Task instructions:
Starting at the top of the listing and ending with the line containing "y-tick xyxy=(664,1364,677,1372)", write those lines out again with "bar-upper-face" in place of every "bar-top-face", keeping everything else the same.

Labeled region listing
▼

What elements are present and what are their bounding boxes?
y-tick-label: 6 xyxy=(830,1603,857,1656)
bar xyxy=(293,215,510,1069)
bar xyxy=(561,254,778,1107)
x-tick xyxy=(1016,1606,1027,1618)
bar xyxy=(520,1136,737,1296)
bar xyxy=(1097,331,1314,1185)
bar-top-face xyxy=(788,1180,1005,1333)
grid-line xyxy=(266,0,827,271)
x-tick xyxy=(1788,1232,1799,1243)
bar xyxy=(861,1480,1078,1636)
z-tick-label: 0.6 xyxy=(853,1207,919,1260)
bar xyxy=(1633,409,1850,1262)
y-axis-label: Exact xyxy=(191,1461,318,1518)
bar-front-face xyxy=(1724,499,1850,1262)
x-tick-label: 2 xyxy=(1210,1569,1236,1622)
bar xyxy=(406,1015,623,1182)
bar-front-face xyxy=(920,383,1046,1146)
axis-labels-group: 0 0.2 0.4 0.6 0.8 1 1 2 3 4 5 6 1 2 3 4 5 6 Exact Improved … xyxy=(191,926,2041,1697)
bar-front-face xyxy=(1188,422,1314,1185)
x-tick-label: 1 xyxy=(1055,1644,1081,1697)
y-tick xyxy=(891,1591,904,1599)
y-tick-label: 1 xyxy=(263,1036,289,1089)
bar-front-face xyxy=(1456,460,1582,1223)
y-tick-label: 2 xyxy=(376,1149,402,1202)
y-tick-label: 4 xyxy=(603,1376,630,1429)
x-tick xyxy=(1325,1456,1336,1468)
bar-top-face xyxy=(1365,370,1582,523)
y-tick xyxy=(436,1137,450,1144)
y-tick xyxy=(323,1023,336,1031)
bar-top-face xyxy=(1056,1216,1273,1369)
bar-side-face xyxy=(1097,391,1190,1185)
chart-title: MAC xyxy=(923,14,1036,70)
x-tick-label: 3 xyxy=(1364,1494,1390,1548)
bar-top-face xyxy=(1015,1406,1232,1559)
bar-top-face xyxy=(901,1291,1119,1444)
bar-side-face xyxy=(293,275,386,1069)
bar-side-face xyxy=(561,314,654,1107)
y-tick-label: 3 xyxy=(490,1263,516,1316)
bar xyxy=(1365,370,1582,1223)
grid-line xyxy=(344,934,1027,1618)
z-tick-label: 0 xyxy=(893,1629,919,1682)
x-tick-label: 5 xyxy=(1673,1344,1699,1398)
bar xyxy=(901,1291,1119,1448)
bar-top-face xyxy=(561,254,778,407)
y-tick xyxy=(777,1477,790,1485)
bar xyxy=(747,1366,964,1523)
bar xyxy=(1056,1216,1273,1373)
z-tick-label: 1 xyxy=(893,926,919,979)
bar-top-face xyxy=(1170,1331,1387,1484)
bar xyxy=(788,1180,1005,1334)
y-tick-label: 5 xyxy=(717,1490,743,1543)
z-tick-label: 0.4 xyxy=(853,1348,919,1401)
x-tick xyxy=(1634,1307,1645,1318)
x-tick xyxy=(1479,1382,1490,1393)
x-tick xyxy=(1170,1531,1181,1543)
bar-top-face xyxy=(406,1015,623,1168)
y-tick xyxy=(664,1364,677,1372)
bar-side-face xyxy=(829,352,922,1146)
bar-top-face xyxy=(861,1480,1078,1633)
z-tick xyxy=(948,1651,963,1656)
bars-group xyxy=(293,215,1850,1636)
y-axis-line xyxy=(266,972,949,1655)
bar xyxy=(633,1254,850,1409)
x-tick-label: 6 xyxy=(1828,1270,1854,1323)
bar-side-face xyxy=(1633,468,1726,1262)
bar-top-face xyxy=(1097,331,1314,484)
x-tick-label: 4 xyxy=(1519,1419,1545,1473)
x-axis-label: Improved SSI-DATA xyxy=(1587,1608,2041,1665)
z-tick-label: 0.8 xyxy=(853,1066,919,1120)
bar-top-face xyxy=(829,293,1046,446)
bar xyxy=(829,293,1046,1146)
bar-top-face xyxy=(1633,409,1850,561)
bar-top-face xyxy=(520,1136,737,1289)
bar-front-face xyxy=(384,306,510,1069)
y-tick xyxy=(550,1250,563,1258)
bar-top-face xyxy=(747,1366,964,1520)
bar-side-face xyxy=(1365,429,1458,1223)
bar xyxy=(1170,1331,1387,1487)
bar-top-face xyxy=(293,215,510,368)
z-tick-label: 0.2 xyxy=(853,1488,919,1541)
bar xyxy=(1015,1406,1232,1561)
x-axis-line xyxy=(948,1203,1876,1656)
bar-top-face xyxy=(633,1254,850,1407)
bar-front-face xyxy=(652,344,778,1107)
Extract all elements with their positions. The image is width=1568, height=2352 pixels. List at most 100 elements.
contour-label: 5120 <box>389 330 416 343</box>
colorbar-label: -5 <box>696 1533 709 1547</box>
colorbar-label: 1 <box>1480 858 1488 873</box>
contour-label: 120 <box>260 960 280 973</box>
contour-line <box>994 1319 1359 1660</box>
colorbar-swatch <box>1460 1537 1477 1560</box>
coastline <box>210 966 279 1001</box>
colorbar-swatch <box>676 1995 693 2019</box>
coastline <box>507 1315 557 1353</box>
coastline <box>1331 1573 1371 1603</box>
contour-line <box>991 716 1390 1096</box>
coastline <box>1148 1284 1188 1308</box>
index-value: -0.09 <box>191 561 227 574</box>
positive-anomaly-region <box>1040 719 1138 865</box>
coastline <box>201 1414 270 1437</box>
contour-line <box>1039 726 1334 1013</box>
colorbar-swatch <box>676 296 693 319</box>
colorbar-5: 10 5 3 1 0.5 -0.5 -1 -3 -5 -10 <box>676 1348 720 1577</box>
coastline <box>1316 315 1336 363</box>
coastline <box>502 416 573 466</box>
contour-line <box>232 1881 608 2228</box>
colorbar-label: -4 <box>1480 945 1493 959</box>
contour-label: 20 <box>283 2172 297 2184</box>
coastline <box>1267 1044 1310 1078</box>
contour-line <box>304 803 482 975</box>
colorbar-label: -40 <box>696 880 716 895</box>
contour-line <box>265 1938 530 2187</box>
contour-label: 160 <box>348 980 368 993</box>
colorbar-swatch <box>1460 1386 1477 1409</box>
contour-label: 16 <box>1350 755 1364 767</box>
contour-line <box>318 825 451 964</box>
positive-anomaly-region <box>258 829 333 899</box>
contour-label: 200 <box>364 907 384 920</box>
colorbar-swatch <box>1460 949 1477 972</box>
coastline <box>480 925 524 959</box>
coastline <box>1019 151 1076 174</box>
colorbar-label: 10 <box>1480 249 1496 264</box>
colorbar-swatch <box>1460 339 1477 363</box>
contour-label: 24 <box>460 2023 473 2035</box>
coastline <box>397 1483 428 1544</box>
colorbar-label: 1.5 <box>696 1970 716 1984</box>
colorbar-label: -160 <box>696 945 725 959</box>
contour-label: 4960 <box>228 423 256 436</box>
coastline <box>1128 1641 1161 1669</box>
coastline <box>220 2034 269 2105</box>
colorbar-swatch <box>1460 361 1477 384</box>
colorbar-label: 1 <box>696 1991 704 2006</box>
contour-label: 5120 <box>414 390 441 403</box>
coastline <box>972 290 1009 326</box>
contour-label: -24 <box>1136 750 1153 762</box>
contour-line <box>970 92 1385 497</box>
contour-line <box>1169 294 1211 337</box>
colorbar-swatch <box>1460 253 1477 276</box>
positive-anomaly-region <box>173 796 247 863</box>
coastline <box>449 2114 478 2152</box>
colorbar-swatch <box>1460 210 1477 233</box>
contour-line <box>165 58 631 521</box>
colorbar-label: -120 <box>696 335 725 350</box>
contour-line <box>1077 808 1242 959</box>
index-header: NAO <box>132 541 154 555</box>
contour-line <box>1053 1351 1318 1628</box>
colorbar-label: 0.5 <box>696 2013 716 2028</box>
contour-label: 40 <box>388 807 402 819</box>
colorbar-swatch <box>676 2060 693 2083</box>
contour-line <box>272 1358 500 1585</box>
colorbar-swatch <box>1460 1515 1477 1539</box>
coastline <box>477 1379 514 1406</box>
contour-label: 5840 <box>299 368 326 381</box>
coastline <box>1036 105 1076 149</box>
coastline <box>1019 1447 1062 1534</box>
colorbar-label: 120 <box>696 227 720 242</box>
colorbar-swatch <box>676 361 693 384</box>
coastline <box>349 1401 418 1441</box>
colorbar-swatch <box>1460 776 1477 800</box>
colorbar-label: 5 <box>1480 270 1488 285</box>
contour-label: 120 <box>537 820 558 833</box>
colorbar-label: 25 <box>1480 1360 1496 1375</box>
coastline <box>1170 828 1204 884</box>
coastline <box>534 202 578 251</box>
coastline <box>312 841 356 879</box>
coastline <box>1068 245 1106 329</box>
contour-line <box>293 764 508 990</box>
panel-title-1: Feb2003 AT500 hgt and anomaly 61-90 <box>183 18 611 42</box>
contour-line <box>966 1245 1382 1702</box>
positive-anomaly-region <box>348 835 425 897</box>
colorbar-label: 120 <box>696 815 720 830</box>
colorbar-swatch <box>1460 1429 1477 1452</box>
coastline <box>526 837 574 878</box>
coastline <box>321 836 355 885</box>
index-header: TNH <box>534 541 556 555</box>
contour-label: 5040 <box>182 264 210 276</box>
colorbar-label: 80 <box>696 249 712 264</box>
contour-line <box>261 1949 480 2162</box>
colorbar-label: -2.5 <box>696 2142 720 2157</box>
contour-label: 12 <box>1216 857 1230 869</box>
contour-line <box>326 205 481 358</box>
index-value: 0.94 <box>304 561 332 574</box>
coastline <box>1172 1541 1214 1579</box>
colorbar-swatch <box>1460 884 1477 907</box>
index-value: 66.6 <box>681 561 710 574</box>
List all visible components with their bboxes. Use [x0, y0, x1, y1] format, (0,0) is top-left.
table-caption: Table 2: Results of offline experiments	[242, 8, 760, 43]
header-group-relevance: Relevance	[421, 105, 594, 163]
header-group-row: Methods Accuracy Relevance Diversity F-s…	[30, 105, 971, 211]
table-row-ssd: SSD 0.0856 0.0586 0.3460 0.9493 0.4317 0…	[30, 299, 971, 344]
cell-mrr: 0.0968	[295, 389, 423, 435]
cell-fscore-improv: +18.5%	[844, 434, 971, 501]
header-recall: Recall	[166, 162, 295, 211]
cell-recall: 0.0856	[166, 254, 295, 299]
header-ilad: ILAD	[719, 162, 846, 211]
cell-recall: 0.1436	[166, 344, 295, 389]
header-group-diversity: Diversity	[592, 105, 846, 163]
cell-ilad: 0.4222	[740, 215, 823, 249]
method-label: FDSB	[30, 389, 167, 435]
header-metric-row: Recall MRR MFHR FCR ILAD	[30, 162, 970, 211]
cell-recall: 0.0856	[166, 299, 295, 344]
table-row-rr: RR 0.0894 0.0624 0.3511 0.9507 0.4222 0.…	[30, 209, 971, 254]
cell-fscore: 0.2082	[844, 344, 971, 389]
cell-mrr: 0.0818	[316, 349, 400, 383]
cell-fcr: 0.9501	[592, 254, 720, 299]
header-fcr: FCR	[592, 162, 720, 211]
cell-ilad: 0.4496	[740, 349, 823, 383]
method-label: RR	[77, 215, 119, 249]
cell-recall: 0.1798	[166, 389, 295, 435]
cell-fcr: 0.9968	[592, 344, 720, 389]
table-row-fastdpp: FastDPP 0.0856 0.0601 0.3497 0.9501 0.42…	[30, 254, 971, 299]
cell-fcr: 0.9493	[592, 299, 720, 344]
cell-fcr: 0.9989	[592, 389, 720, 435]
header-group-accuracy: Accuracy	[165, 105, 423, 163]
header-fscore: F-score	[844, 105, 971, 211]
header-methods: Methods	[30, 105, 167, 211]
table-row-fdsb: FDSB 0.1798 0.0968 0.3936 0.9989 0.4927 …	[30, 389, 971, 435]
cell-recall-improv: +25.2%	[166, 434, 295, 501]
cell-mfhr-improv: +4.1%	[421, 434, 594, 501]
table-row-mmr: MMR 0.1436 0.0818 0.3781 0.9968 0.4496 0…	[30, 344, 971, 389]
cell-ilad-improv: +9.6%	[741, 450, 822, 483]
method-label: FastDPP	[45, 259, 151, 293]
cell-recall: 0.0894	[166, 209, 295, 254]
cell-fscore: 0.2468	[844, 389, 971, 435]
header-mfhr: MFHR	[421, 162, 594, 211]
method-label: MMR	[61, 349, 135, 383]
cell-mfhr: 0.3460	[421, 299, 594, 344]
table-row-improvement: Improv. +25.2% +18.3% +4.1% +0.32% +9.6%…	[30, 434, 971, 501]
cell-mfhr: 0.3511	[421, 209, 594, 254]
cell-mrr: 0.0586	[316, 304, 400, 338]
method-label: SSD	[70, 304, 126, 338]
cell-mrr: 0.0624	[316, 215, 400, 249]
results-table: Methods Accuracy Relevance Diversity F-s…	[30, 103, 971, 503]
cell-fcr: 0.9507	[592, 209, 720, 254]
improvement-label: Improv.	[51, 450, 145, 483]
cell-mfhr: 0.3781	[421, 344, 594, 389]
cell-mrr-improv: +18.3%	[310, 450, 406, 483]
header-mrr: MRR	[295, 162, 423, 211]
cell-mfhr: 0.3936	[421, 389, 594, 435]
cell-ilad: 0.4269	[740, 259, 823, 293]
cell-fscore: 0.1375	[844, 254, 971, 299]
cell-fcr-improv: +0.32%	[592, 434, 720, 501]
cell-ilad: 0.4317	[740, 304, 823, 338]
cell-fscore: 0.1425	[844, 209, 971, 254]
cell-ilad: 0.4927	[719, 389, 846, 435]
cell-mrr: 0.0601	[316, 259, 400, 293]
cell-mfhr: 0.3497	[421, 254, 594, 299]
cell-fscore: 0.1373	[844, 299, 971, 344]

▲

Exercise answer:
What elements are present and what are their bounding boxes?
y-tick-label: 6 xyxy=(830,1603,857,1656)
bar xyxy=(293,215,510,1069)
bar xyxy=(561,254,778,1107)
x-tick xyxy=(1016,1606,1027,1618)
bar xyxy=(520,1136,737,1296)
bar xyxy=(1097,331,1314,1185)
bar-upper-face xyxy=(788,1180,1005,1333)
grid-line xyxy=(266,0,827,271)
x-tick xyxy=(1788,1232,1799,1243)
bar xyxy=(861,1480,1078,1636)
z-tick-label: 0.6 xyxy=(853,1207,919,1260)
bar xyxy=(1633,409,1850,1262)
y-axis-label: Exact xyxy=(191,1461,318,1518)
bar-front-face xyxy=(1724,499,1850,1262)
x-tick-label: 2 xyxy=(1210,1569,1236,1622)
bar xyxy=(406,1015,623,1182)
bar-front-face xyxy=(920,383,1046,1146)
axis-labels-group: 0 0.2 0.4 0.6 0.8 1 1 2 3 4 5 6 1 2 3 4 5 6 Exact Improved … xyxy=(191,926,2041,1697)
bar-front-face xyxy=(1188,422,1314,1185)
x-tick-label: 1 xyxy=(1055,1644,1081,1697)
y-tick xyxy=(891,1591,904,1599)
y-tick-label: 1 xyxy=(263,1036,289,1089)
bar-front-face xyxy=(1456,460,1582,1223)
y-tick-label: 2 xyxy=(376,1149,402,1202)
y-tick-label: 4 xyxy=(603,1376,630,1429)
x-tick xyxy=(1325,1456,1336,1468)
bar-upper-face xyxy=(1365,370,1582,523)
y-tick xyxy=(436,1137,450,1144)
y-tick xyxy=(323,1023,336,1031)
bar-upper-face xyxy=(1056,1216,1273,1369)
bar-side-face xyxy=(1097,391,1190,1185)
chart-title: MAC xyxy=(923,14,1036,70)
x-tick-label: 3 xyxy=(1364,1494,1390,1548)
bar-upper-face xyxy=(1015,1406,1232,1559)
bar-upper-face xyxy=(901,1291,1119,1444)
bar-side-face xyxy=(293,275,386,1069)
bar-side-face xyxy=(561,314,654,1107)
y-tick-label: 3 xyxy=(490,1263,516,1316)
bar xyxy=(1365,370,1582,1223)
grid-line xyxy=(344,934,1027,1618)
z-tick-label: 0 xyxy=(893,1629,919,1682)
x-tick-label: 5 xyxy=(1673,1344,1699,1398)
bar xyxy=(901,1291,1119,1448)
bar-upper-face xyxy=(561,254,778,407)
y-tick xyxy=(777,1477,790,1485)
bar xyxy=(747,1366,964,1523)
bar xyxy=(1056,1216,1273,1373)
z-tick-label: 1 xyxy=(893,926,919,979)
bar-upper-face xyxy=(1170,1331,1387,1484)
bar xyxy=(788,1180,1005,1334)
y-tick-label: 5 xyxy=(717,1490,743,1543)
z-tick-label: 0.4 xyxy=(853,1348,919,1401)
x-tick xyxy=(1634,1307,1645,1318)
x-tick xyxy=(1479,1382,1490,1393)
x-tick xyxy=(1170,1531,1181,1543)
bar-upper-face xyxy=(406,1015,623,1168)
y-tick xyxy=(664,1364,677,1372)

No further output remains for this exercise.